● AIM OF THE TASK: Records follow. Select each line holding "title".

-- begin --

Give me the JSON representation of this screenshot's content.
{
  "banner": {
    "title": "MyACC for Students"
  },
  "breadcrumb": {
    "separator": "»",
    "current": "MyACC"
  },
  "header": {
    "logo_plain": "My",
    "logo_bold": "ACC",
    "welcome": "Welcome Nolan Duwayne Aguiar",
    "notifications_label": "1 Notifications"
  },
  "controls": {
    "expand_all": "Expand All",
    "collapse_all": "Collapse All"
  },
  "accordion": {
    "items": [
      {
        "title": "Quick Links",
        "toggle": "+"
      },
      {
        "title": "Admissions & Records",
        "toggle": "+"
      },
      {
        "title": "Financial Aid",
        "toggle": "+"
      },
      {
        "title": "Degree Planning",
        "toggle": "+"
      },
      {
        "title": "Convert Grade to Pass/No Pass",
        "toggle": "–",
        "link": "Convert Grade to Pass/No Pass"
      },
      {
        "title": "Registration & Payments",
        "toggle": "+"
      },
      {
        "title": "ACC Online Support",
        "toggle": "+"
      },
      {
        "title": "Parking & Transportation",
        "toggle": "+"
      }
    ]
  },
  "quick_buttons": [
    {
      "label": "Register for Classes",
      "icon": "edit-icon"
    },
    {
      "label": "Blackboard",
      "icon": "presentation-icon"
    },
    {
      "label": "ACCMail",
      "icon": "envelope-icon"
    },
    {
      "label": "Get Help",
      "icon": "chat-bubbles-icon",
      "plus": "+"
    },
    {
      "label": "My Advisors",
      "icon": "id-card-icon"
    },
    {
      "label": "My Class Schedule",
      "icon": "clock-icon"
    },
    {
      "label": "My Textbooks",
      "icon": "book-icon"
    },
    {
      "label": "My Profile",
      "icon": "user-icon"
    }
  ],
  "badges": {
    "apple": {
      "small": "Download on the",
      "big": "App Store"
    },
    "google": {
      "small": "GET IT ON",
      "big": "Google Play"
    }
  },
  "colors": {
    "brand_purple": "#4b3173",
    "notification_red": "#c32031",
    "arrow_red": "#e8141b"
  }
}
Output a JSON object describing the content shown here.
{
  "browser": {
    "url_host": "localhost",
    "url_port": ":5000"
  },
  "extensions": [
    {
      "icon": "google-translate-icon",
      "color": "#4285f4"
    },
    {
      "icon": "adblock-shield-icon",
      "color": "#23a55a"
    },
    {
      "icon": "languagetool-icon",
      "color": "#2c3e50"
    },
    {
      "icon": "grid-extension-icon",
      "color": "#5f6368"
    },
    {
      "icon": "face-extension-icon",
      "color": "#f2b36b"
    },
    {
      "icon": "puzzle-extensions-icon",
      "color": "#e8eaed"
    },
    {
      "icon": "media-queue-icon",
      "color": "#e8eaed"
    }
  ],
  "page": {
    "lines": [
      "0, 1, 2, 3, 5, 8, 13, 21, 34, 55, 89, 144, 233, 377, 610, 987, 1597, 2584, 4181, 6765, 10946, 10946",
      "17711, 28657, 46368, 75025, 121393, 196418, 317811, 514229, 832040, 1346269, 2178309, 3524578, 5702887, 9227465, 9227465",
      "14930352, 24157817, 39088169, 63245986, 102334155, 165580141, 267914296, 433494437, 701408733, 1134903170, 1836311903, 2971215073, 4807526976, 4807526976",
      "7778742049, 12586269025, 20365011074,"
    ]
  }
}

-- end --

● CORRECT RESULT:
    "title": "MyACC for Students"
        "title": "Quick Links",
        "title": "Admissions & Records",
        "title": "Financial Aid",
        "title": "Degree Planning",
        "title": "Convert Grade to Pass/No Pass",
        "title": "Registration & Payments",
        "title": "ACC Online Support",
        "title": "Parking & Transportation",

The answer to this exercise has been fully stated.